§ **Dataset rows**
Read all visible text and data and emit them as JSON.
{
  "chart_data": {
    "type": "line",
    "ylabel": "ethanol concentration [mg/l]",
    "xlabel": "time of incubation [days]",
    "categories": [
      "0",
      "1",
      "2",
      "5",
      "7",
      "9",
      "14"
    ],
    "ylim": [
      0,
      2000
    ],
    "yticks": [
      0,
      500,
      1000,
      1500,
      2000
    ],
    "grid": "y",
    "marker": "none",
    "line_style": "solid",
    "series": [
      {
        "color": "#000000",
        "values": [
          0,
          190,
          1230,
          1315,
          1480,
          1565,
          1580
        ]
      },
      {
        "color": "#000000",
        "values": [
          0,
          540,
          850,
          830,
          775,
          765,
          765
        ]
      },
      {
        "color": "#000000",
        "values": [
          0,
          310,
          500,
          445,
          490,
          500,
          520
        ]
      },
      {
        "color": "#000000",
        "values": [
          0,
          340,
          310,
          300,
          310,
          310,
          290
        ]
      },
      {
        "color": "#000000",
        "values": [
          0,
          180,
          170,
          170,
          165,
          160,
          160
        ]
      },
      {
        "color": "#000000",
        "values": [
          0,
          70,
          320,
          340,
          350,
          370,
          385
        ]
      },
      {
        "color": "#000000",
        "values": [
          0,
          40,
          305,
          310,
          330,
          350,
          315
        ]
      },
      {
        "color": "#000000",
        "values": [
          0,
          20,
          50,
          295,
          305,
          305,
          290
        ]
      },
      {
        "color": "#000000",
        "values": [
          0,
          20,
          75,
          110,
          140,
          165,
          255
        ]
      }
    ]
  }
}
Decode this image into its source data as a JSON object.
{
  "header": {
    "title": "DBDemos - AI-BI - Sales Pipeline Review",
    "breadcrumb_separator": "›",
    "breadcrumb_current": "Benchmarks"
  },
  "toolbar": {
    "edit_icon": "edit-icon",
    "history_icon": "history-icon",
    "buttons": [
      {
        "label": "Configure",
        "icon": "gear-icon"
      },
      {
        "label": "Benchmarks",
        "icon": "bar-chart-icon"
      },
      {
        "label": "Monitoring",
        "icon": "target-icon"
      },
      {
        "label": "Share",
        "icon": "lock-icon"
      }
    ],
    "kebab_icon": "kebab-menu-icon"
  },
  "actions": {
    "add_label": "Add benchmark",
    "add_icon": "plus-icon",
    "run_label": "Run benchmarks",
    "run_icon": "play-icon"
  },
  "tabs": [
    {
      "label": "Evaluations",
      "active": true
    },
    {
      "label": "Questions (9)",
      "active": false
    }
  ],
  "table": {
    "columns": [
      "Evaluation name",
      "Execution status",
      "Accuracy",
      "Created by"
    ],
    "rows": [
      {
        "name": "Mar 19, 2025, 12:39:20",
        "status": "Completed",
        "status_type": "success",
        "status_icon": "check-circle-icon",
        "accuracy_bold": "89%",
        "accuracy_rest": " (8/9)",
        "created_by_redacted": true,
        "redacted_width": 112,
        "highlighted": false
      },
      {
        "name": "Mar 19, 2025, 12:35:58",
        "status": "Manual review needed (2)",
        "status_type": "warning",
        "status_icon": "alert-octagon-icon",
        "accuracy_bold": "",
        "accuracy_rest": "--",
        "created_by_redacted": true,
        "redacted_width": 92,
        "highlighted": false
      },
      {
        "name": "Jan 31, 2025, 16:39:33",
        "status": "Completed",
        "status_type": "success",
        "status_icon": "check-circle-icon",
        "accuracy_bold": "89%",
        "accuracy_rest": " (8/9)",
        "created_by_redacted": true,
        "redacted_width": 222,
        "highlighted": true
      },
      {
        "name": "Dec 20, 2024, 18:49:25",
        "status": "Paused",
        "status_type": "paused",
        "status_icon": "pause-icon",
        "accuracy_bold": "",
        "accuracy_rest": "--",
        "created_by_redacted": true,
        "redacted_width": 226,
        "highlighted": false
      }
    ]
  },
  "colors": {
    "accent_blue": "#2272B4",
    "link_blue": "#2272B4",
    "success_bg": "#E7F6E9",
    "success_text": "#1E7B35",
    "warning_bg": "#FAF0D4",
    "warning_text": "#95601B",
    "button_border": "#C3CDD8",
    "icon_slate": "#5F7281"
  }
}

§ **Requirement**
Each record should come back exactly as written.

§ **Final result**
Read all visible text and data and emit them as JSON.
{
  "chart_data": {
    "type": "line",
    "ylabel": "ethanol concentration [mg/l]",
    "xlabel": "time of incubation [days]",
    "categories": [
      "0",
      "1",
      "2",
      "5",
      "7",
      "9",
      "14"
    ],
    "ylim": [
      0,
      2000
    ],
    "yticks": [
      0,
      500,
      1000,
      1500,
      2000
    ],
    "grid": "y",
    "marker": "none",
    "line_style": "solid",
    "series": [
      {
        "color": "#000000",
        "values": [
          0,
          190,
          1230,
          1315,
          1480,
          1565,
          1580
        ]
      },
      {
        "color": "#000000",
        "values": [
          0,
          540,
          850,
          830,
          775,
          765,
          765
        ]
      },
      {
        "color": "#000000",
        "values": [
          0,
          310,
          500,
          445,
          490,
          500,
          520
        ]
      },
      {
        "color": "#000000",
        "values": [
          0,
          340,
          310,
          300,
          310,
          310,
          290
        ]
      },
      {
        "color": "#000000",
        "values": [
          0,
          180,
          170,
          170,
          165,
          160,
          160
        ]
      },
      {
        "color": "#000000",
        "values": [
          0,
          70,
          320,
          340,
          350,
          370,
          385
        ]
      },
      {
        "color": "#000000",
        "values": [
          0,
          40,
          305,
          310,
          330,
          350,
          315
        ]
      },
      {
        "color": "#000000",
        "values": [
          0,
          20,
          50,
          295,
          305,
          305,
          290
        ]
      },
      {
        "color": "#000000",
        "values": [
          0,
          20,
          75,
          110,
          140,
          165,
          255
        ]
      }
    ]
  }
}
Decode this image into its source data as a JSON object.
{
  "header": {
    "title": "DBDemos - AI-BI - Sales Pipeline Review",
    "breadcrumb_separator": "›",
    "breadcrumb_current": "Benchmarks"
  },
  "toolbar": {
    "edit_icon": "edit-icon",
    "history_icon": "history-icon",
    "buttons": [
      {
        "label": "Configure",
        "icon": "gear-icon"
      },
      {
        "label": "Benchmarks",
        "icon": "bar-chart-icon"
      },
      {
        "label": "Monitoring",
        "icon": "target-icon"
      },
      {
        "label": "Share",
        "icon": "lock-icon"
      }
    ],
    "kebab_icon": "kebab-menu-icon"
  },
  "actions": {
    "add_label": "Add benchmark",
    "add_icon": "plus-icon",
    "run_label": "Run benchmarks",
    "run_icon": "play-icon"
  },
  "tabs": [
    {
      "label": "Evaluations",
      "active": true
    },
    {
      "label": "Questions (9)",
      "active": false
    }
  ],
  "table": {
    "columns": [
      "Evaluation name",
      "Execution status",
      "Accuracy",
      "Created by"
    ],
    "rows": [
      {
        "name": "Mar 19, 2025, 12:39:20",
        "status": "Completed",
        "status_type": "success",
        "status_icon": "check-circle-icon",
        "accuracy_bold": "89%",
        "accuracy_rest": " (8/9)",
        "created_by_redacted": true,
        "redacted_width": 112,
        "highlighted": false
      },
      {
        "name": "Mar 19, 2025, 12:35:58",
        "status": "Manual review needed (2)",
        "status_type": "warning",
        "status_icon": "alert-octagon-icon",
        "accuracy_bold": "",
        "accuracy_rest": "--",
        "created_by_redacted": true,
        "redacted_width": 92,
        "highlighted": false
      },
      {
        "name": "Jan 31, 2025, 16:39:33",
        "status": "Completed",
        "status_type": "success",
        "status_icon": "check-circle-icon",
        "accuracy_bold": "89%",
        "accuracy_rest": " (8/9)",
        "created_by_redacted": true,
        "redacted_width": 222,
        "highlighted": true
      },
      {
        "name": "Dec 20, 2024, 18:49:25",
        "status": "Paused",
        "status_type": "paused",
        "status_icon": "pause-icon",
        "accuracy_bold": "",
        "accuracy_rest": "--",
        "created_by_redacted": true,
        "redacted_width": 226,
        "highlighted": false
      }
    ]
  },
  "colors": {
    "accent_blue": "#2272B4",
    "link_blue": "#2272B4",
    "success_bg": "#E7F6E9",
    "success_text": "#1E7B35",
    "warning_bg": "#FAF0D4",
    "warning_text": "#95601B",
    "button_border": "#C3CDD8",
    "icon_slate": "#5F7281"
  }
}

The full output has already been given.